• [ROWS]:
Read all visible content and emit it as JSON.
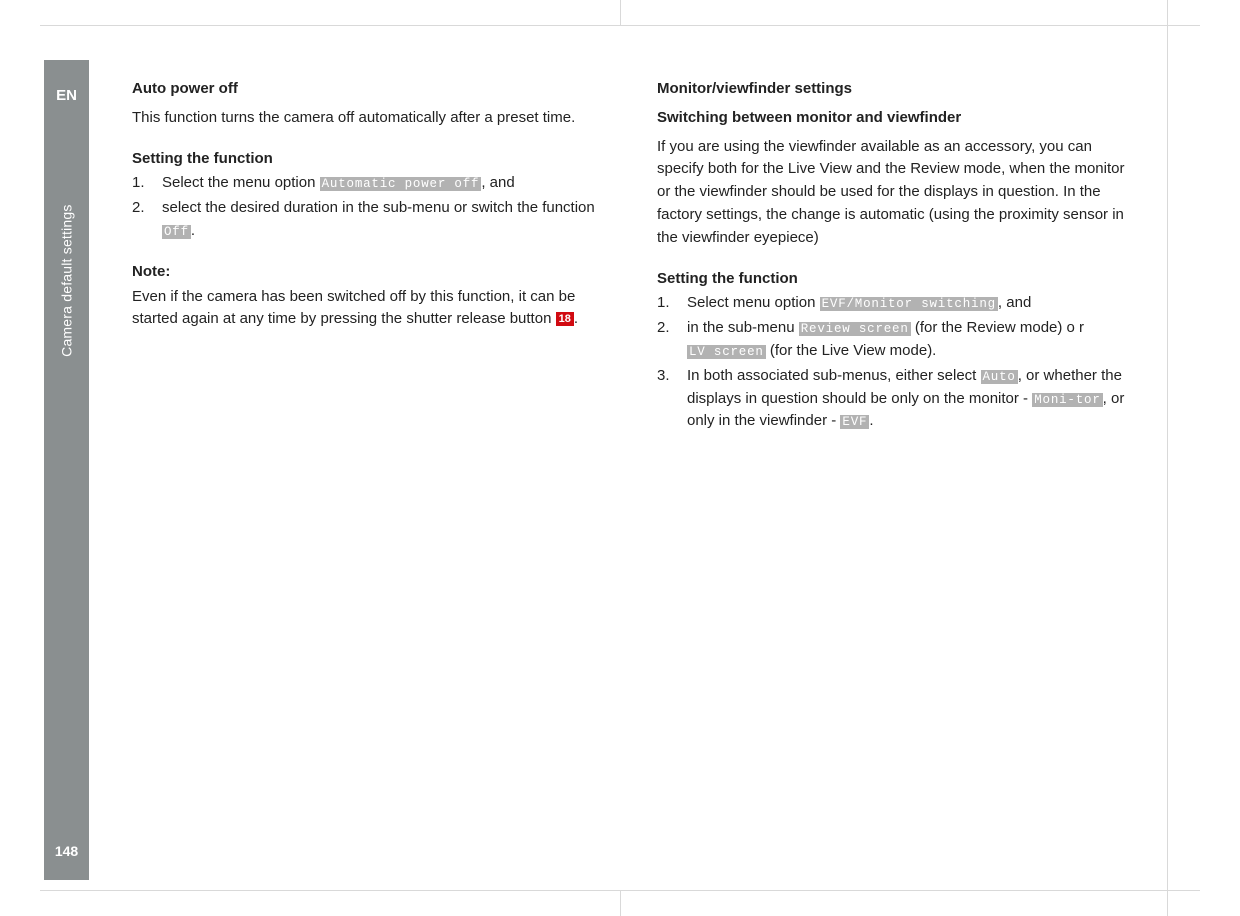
{
  "sidebar": {
    "lang": "EN",
    "section": "Camera default settings",
    "page": "148"
  },
  "left": {
    "h1": "Auto power off",
    "intro": "This function turns the camera off automatically after a preset time.",
    "setting_h": "Setting the function",
    "step1_a": "Select the menu option ",
    "step1_opt": "Automatic power off",
    "step1_b": ", and",
    "step2_a": "select the desired duration in the sub-menu or switch the function ",
    "step2_opt": "Off",
    "step2_b": ".",
    "note_h": "Note:",
    "note_a": "Even if the camera has been switched off by this function, it can be started again at any time by pressing the shutter release button ",
    "note_ref": "18",
    "note_b": "."
  },
  "right": {
    "h1": "Monitor/viewfinder settings",
    "h2": "Switching between monitor and viewfinder",
    "intro": "If you are using the viewfinder available as an accessory, you can specify both for the Live View and the Review mode, when the monitor or the viewfinder should be used for the displays in question. In the factory settings, the change is automatic (using the proximity sensor in the viewfinder eyepiece)",
    "setting_h": "Setting the function",
    "s1_a": "Select menu option ",
    "s1_opt": "EVF/Monitor switching",
    "s1_b": ", and",
    "s2_a": "in the sub-menu ",
    "s2_opt1": "Review screen",
    "s2_b": " (for the Review mode) o r ",
    "s2_opt2": "LV screen",
    "s2_c": " (for the Live View mode).",
    "s3_a": "In both associated sub-menus, either select ",
    "s3_opt1": "Auto",
    "s3_b": ", or whether the displays in question should be only on the monitor - ",
    "s3_opt2": "Moni-tor",
    "s3_c": ", or only in the viewfinder - ",
    "s3_opt3": "EVF",
    "s3_d": "."
  }
}
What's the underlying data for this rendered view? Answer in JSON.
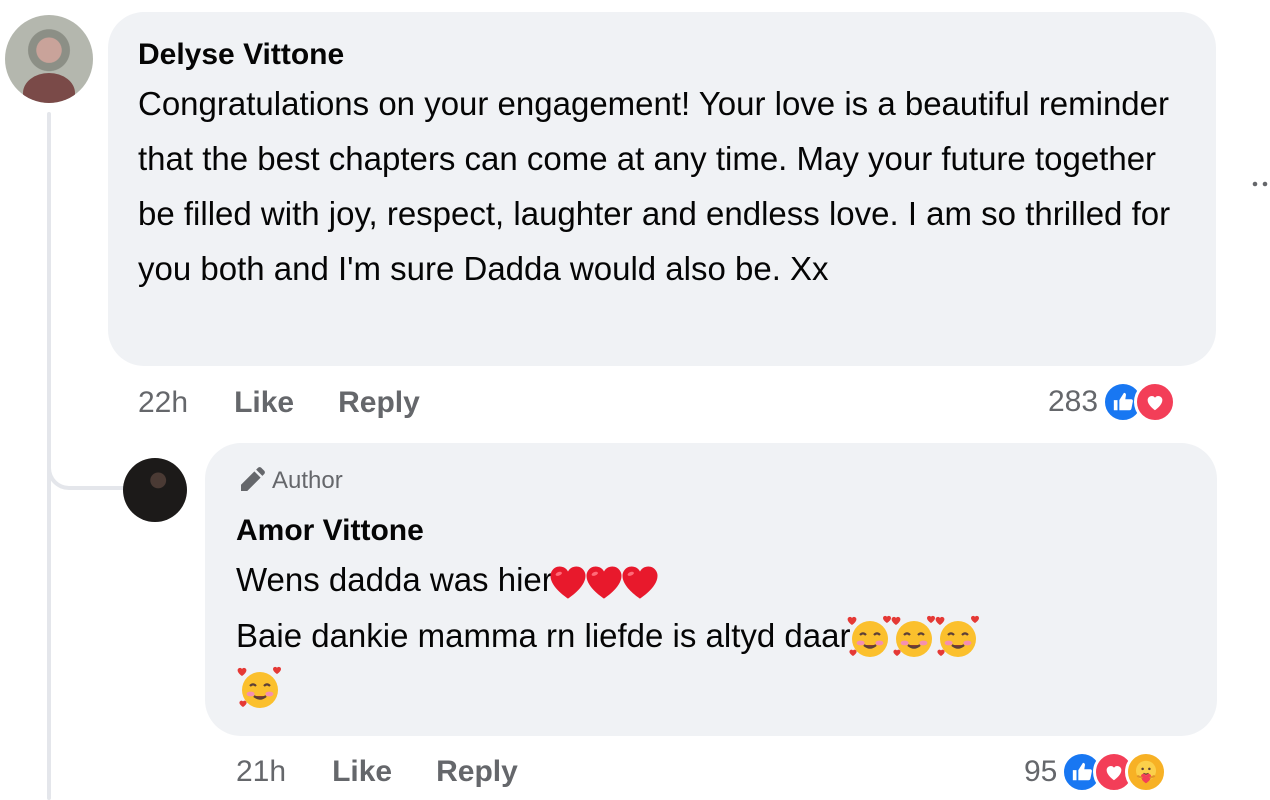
{
  "comments": [
    {
      "author": "Delyse Vittone",
      "text": "Congratulations on your engagement! Your love is a beautiful reminder that the best chapters can come at any time. May your future together be filled with joy, respect, laughter and endless love. I am so thrilled for you both and I'm sure Dadda would also be. Xx",
      "time": "22h",
      "like_label": "Like",
      "reply_label": "Reply",
      "reaction_count": "283",
      "reactions": [
        "like-icon",
        "love-icon"
      ]
    }
  ],
  "replies": [
    {
      "badge": "Author",
      "author": "Amor Vittone",
      "line1": "Wens dadda was hier",
      "line1_emoji": [
        "red-heart",
        "red-heart",
        "red-heart"
      ],
      "line2": "Baie dankie mamma rn liefde is altyd daar",
      "line2_emoji": [
        "smiling-face-with-hearts",
        "smiling-face-with-hearts",
        "smiling-face-with-hearts",
        "smiling-face-with-hearts"
      ],
      "time": "21h",
      "like_label": "Like",
      "reply_label": "Reply",
      "reaction_count": "95",
      "reactions": [
        "like-icon",
        "love-icon",
        "care-icon"
      ]
    }
  ],
  "colors": {
    "bubble": "#f0f2f5",
    "secondary_text": "#65676b",
    "like_blue": "#1877f2",
    "love_red": "#f33e58",
    "care_yellow": "#f7b125"
  }
}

• [WHAT THE TASK REQUIRES]: Collect each line holding the string "icon".

• [THE SOLUTION]:
        "like-icon",
        "love-icon"
        "like-icon",
        "love-icon",
        "care-icon"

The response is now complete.